## BEGIN MATERIAL PROVIDED

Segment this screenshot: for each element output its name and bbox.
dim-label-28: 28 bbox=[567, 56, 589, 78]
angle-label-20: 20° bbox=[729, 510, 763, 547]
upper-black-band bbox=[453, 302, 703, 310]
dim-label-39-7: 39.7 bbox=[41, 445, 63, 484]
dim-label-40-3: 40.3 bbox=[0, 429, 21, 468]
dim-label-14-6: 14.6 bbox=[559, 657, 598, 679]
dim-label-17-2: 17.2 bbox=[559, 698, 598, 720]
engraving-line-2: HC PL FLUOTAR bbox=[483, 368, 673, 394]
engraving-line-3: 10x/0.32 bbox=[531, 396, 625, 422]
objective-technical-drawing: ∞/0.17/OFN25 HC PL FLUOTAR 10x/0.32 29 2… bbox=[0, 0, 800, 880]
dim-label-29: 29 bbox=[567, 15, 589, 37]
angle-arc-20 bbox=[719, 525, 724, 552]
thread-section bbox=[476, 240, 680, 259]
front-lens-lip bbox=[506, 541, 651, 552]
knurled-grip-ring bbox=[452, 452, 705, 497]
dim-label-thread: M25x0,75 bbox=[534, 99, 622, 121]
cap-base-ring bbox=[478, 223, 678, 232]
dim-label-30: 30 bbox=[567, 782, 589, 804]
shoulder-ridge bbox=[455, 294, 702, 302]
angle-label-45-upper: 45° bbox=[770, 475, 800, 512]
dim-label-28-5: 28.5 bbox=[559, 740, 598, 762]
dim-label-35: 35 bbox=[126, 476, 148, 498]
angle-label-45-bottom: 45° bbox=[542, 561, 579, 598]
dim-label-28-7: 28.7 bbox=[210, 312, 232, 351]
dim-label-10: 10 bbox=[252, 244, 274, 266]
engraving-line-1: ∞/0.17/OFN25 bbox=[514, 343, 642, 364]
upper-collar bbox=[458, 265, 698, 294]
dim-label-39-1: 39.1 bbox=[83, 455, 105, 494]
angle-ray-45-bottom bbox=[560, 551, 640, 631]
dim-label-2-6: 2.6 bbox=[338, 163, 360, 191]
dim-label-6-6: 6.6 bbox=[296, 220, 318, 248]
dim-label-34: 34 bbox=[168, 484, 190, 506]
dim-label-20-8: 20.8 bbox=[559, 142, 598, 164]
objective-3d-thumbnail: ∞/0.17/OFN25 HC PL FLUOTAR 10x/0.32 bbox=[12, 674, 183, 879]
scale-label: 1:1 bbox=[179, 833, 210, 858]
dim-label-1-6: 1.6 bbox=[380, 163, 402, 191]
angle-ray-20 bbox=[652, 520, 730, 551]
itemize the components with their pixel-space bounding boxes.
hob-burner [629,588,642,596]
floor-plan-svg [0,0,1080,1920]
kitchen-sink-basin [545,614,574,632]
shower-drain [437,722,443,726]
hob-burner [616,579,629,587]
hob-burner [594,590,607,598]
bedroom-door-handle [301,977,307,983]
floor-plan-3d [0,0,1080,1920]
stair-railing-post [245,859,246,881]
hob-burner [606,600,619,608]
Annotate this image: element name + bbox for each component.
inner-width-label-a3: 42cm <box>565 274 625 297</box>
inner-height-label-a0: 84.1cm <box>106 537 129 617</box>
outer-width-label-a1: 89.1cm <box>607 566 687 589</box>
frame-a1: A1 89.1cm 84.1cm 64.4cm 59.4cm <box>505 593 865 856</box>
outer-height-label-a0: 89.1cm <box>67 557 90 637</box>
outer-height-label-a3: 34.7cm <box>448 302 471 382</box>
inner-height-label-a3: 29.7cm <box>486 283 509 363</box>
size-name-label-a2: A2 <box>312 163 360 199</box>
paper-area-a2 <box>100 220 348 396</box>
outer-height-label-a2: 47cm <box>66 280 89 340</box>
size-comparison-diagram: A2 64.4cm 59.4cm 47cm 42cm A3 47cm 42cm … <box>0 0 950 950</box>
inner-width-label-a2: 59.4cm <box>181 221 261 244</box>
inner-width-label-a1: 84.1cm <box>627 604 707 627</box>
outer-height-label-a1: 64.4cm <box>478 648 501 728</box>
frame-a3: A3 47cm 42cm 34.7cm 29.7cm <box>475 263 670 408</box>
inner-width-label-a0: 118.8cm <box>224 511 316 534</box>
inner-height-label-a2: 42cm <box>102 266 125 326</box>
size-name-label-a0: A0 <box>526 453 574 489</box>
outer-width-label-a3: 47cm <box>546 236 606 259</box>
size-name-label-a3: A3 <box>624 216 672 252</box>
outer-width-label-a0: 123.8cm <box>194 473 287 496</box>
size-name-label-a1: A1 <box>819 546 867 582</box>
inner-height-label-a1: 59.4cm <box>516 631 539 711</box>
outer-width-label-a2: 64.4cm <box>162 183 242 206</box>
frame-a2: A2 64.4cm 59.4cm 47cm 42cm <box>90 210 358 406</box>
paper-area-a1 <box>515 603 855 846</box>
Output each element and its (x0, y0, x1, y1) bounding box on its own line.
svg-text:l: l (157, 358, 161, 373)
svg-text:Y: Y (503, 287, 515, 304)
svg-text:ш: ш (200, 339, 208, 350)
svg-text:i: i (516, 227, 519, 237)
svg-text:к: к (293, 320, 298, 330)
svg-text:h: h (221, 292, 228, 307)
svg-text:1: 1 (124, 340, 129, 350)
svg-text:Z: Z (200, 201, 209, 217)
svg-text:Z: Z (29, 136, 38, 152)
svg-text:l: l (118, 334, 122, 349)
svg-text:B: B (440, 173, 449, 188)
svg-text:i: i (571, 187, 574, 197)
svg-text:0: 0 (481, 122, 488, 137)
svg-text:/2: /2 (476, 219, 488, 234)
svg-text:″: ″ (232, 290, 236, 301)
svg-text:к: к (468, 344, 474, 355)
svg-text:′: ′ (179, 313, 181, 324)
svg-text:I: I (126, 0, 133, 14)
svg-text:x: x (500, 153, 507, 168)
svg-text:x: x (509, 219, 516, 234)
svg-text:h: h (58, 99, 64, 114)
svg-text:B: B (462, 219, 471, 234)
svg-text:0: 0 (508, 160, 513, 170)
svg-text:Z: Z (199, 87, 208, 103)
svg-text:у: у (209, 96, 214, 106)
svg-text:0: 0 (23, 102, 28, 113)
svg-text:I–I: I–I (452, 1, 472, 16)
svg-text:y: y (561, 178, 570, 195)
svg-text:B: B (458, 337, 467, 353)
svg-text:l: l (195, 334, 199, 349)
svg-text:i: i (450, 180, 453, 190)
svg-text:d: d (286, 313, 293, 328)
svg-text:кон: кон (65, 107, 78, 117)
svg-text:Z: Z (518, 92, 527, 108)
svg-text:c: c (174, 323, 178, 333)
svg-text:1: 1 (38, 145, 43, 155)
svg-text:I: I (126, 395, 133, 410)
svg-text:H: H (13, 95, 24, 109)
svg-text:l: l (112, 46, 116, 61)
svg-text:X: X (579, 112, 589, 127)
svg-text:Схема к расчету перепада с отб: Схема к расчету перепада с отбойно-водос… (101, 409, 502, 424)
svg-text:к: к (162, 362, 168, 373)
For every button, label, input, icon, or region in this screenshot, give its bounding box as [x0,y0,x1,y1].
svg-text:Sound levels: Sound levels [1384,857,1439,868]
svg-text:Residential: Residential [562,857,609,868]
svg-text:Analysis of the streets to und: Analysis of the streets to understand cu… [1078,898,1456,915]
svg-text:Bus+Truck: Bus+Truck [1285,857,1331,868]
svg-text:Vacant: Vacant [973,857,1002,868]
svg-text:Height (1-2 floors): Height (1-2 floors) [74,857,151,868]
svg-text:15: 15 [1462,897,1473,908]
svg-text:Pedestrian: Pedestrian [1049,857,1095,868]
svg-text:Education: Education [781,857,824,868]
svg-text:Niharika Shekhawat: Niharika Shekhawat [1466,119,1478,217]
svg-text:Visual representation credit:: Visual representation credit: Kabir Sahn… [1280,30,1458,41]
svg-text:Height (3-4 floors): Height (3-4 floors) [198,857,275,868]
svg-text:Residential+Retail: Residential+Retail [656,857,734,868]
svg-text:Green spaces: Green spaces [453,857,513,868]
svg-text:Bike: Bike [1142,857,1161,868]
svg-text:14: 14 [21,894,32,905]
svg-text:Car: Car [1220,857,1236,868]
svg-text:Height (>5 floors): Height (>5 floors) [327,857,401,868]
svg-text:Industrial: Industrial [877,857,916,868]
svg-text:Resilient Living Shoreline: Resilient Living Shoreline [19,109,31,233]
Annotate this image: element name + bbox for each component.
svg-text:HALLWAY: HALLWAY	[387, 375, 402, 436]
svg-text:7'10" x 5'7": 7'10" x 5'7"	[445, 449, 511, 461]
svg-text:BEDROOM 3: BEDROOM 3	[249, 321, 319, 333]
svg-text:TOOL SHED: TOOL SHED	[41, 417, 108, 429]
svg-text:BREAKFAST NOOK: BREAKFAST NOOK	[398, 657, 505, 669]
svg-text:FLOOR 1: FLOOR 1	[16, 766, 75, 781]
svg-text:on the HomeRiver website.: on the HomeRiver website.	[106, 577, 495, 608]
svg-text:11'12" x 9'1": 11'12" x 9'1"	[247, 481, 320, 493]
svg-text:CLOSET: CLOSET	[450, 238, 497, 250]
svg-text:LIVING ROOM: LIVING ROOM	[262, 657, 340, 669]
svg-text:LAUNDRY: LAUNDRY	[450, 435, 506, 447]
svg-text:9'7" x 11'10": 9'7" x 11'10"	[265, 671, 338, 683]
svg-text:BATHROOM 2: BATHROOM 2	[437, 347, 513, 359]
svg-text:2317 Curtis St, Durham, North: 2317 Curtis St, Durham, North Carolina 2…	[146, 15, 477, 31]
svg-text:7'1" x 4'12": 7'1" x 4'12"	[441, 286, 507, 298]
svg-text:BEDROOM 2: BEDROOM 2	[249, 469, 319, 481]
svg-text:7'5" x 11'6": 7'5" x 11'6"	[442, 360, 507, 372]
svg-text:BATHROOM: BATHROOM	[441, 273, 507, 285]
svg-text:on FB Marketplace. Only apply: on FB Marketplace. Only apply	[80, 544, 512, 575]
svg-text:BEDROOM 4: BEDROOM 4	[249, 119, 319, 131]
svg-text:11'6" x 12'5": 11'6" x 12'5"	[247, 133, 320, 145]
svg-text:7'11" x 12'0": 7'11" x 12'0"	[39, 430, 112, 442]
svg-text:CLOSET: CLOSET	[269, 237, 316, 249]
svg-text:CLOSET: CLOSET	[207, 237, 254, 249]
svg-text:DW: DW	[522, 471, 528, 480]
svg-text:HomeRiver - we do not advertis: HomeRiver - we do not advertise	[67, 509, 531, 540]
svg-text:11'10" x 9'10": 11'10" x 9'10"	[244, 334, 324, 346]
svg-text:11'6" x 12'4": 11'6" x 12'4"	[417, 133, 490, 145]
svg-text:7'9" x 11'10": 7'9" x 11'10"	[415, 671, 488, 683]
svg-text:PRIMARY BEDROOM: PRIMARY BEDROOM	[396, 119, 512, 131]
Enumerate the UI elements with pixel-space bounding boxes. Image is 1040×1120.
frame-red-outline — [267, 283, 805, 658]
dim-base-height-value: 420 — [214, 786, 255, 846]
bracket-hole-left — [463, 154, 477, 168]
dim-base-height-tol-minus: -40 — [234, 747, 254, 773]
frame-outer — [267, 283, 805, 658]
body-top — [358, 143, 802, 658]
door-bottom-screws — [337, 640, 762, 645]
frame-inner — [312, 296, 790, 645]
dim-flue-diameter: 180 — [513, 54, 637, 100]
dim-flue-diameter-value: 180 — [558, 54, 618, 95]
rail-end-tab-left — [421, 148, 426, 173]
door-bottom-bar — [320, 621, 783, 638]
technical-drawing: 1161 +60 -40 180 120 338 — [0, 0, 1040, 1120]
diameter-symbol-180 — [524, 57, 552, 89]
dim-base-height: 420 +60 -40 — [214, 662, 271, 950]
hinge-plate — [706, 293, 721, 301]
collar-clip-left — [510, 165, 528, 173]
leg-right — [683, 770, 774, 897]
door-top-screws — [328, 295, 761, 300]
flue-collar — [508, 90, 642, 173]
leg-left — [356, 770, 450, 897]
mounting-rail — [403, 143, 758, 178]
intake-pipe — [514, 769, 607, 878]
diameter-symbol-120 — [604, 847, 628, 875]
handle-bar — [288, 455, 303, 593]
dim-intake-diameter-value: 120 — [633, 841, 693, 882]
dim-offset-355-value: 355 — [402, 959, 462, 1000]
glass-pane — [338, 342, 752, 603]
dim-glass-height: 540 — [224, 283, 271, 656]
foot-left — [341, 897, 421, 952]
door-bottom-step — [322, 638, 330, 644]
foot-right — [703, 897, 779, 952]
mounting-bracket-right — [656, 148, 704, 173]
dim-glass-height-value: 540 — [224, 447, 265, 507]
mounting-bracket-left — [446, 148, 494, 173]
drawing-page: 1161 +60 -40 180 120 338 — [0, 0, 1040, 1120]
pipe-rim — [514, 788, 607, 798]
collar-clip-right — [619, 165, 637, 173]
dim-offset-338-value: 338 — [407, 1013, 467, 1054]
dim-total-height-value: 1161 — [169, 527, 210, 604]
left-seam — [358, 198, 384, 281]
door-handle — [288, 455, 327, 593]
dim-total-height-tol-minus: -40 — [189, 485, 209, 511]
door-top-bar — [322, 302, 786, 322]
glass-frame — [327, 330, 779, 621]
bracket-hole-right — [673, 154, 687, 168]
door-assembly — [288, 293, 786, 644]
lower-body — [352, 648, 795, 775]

## END MATERIAL PROVIDED

__TASK BRIEF__
Present the lines from the first one through the line containing "dim-label-14-6: 14.6 bbox=[559, 657, 598, 679]" as a numbered list, leaving out any blank lines.

__ANSWER TO THIS PROBLEM__
1. Segment this screenshot: for each element output its name and bbox.
2. dim-label-28: 28 bbox=[567, 56, 589, 78]
3. angle-label-20: 20° bbox=[729, 510, 763, 547]
4. upper-black-band bbox=[453, 302, 703, 310]
5. dim-label-39-7: 39.7 bbox=[41, 445, 63, 484]
6. dim-label-40-3: 40.3 bbox=[0, 429, 21, 468]
7. dim-label-14-6: 14.6 bbox=[559, 657, 598, 679]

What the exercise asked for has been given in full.